Recorded data:
=-=-=

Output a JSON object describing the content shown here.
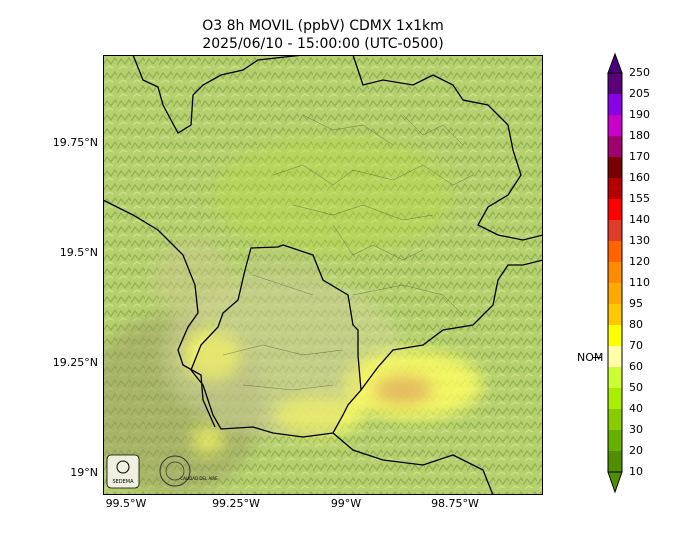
{
  "title_line1": "O3 8h MOVIL (ppbV) CDMX 1x1km",
  "title_line2": "2025/06/10 - 15:00:00 (UTC-0500)",
  "lat_ticks": [
    "19.75°N",
    "19.5°N",
    "19.25°N",
    "19°N"
  ],
  "lon_ticks": [
    "99.5°W",
    "99.25°W",
    "99°W",
    "98.75°W"
  ],
  "colorbar": {
    "labels": [
      "250",
      "205",
      "190",
      "180",
      "170",
      "160",
      "155",
      "140",
      "130",
      "120",
      "110",
      "95",
      "80",
      "70",
      "60",
      "50",
      "40",
      "30",
      "20",
      "10"
    ],
    "colors": [
      "#5a007a",
      "#8a00e6",
      "#c800c8",
      "#a00070",
      "#7a0000",
      "#b40000",
      "#ff0000",
      "#e03c28",
      "#ff6400",
      "#ff8c00",
      "#ffaa00",
      "#ffc800",
      "#ffff00",
      "#ffffa8",
      "#ccff33",
      "#aaee00",
      "#88cc00",
      "#66b000",
      "#509000"
    ],
    "nom_label": "NOM",
    "nom_value": 60
  },
  "logos": {
    "left_text": "SEDEMA",
    "right_text": "CALIDAD DEL AIRE"
  },
  "colors": {
    "background_green": "#b4d06e",
    "boundary": "#000000"
  }
}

=-=-=

Work instructions: Make an exact copy of the records above, with the pictures left out.

The response:
Output a JSON object describing the content shown here.
{
  "title_line1": "O3 8h MOVIL (ppbV) CDMX 1x1km",
  "title_line2": "2025/06/10 - 15:00:00 (UTC-0500)",
  "lat_ticks": [
    "19.75°N",
    "19.5°N",
    "19.25°N",
    "19°N"
  ],
  "lon_ticks": [
    "99.5°W",
    "99.25°W",
    "99°W",
    "98.75°W"
  ],
  "colorbar": {
    "labels": [
      "250",
      "205",
      "190",
      "180",
      "170",
      "160",
      "155",
      "140",
      "130",
      "120",
      "110",
      "95",
      "80",
      "70",
      "60",
      "50",
      "40",
      "30",
      "20",
      "10"
    ],
    "colors": [
      "#5a007a",
      "#8a00e6",
      "#c800c8",
      "#a00070",
      "#7a0000",
      "#b40000",
      "#ff0000",
      "#e03c28",
      "#ff6400",
      "#ff8c00",
      "#ffaa00",
      "#ffc800",
      "#ffff00",
      "#ffffa8",
      "#ccff33",
      "#aaee00",
      "#88cc00",
      "#66b000",
      "#509000"
    ],
    "nom_label": "NOM",
    "nom_value": 60
  },
  "logos": {
    "left_text": "SEDEMA",
    "right_text": "CALIDAD DEL AIRE"
  },
  "colors": {
    "background_green": "#b4d06e",
    "boundary": "#000000"
  }
}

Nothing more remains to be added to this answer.